**MATERIAL TO PROCESS**
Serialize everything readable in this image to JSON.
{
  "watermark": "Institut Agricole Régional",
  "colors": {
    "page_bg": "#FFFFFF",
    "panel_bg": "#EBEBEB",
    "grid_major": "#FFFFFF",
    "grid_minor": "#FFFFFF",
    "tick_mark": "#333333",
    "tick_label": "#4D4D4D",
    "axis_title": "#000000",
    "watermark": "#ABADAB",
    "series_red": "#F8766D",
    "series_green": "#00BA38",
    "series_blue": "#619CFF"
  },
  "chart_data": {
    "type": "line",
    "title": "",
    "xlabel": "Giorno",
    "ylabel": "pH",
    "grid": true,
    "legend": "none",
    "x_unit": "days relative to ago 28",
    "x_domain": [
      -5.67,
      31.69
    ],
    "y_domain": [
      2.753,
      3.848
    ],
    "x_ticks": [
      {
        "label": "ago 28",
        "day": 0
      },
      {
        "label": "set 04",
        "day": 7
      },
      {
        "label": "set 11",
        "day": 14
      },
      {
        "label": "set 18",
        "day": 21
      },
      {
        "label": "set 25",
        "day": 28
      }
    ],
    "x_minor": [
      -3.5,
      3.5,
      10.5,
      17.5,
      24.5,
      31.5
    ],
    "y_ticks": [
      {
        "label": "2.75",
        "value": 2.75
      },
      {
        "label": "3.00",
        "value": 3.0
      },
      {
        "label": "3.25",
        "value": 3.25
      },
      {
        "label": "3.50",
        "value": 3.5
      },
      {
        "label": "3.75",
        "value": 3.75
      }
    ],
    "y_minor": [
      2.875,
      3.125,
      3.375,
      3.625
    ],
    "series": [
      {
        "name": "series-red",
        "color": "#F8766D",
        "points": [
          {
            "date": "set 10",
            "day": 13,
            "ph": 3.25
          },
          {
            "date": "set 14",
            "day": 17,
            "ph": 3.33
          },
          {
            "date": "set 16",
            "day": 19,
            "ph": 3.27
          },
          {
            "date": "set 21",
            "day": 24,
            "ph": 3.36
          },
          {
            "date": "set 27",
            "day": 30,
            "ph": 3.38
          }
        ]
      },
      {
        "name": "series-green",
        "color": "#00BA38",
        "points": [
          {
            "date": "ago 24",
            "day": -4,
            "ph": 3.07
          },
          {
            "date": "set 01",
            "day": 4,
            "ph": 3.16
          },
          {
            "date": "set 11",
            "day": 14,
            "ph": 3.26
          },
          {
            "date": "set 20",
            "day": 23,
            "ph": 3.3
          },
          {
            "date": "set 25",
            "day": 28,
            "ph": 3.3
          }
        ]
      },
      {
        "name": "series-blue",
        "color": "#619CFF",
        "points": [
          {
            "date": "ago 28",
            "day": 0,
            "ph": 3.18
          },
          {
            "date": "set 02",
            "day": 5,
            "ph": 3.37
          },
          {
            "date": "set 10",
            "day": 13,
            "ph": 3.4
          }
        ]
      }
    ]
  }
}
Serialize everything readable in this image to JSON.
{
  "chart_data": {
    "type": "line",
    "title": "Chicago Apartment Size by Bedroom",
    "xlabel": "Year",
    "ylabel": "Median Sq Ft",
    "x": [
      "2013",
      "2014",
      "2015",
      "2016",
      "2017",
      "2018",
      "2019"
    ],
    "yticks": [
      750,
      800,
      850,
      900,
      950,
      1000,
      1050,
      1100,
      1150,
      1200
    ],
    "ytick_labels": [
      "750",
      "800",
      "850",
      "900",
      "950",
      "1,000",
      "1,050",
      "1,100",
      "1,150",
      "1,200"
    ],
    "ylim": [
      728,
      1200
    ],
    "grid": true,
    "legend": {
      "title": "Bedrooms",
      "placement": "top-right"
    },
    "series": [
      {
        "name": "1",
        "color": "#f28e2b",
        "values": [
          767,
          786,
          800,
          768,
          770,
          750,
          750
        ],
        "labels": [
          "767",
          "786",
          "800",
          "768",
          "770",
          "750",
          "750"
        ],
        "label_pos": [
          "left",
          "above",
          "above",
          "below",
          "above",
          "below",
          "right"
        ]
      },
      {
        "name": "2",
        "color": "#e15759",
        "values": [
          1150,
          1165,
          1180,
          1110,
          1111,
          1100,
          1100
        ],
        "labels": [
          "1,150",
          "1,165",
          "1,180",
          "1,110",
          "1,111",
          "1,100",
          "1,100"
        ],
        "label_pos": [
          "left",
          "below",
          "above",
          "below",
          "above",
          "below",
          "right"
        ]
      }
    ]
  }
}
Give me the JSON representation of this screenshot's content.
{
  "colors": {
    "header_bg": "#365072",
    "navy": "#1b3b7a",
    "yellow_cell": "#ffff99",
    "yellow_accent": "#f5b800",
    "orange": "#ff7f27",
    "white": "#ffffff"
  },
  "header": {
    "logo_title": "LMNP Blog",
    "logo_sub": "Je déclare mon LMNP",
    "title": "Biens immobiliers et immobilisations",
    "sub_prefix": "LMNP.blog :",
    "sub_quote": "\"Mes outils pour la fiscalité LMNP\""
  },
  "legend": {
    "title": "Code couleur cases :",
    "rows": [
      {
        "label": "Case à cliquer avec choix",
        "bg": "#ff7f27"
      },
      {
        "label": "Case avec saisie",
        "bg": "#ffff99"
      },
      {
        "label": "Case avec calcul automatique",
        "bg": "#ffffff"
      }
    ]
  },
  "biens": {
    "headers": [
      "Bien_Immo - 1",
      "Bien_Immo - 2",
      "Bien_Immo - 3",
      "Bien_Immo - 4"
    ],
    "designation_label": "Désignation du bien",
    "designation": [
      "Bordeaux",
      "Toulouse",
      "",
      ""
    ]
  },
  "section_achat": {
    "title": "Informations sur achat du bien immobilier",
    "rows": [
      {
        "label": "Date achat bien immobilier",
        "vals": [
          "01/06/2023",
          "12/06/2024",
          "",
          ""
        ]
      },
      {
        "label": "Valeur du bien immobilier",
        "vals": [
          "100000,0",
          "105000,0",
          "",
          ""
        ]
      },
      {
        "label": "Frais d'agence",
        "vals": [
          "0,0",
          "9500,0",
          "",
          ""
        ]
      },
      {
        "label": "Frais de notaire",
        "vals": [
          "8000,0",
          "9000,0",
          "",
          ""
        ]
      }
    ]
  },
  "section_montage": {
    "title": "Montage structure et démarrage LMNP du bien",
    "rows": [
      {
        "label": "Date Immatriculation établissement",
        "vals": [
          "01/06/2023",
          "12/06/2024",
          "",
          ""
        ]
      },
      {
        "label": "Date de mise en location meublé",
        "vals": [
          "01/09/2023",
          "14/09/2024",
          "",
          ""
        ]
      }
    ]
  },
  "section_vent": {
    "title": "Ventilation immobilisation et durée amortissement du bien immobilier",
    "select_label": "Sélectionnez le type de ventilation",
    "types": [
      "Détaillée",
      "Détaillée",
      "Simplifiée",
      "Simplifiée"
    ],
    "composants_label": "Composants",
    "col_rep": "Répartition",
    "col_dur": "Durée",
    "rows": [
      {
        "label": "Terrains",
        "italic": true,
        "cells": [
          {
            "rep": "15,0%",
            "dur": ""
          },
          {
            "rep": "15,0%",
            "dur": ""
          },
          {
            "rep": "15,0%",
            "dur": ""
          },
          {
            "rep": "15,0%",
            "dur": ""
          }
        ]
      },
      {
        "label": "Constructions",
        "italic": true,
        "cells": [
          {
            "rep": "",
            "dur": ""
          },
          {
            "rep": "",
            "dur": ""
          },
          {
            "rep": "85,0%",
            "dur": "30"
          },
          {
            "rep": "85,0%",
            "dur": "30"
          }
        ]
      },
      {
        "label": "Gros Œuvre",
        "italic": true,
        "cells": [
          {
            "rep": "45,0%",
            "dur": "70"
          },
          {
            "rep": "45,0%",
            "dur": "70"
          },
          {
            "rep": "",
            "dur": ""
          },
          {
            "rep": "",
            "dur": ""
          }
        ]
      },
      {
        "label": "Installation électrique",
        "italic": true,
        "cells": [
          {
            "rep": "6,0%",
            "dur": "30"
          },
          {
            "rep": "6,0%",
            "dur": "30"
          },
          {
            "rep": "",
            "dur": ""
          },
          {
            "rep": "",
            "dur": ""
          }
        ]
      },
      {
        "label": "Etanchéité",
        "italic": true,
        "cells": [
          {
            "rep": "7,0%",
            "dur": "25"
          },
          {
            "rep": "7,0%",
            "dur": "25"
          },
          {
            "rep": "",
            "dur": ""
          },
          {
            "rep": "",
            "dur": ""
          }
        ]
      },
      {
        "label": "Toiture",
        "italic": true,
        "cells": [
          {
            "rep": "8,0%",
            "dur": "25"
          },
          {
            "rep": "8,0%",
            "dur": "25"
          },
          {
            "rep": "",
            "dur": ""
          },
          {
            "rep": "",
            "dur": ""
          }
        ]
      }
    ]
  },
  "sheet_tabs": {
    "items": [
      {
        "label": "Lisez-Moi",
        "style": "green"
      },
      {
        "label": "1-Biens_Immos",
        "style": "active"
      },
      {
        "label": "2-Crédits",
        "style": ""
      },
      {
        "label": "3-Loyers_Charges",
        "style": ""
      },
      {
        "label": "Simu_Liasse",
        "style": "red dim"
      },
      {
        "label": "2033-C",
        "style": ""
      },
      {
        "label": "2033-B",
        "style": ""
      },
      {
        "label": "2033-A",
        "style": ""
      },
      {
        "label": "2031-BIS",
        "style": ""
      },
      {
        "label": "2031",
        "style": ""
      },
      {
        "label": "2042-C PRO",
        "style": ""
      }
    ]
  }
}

**WHAT THE TASK REQUIRES**
Only the number is wanted: how many lines of the material above include the word "avec"?

**OUTPUT FOR THIS EXERCISE**
3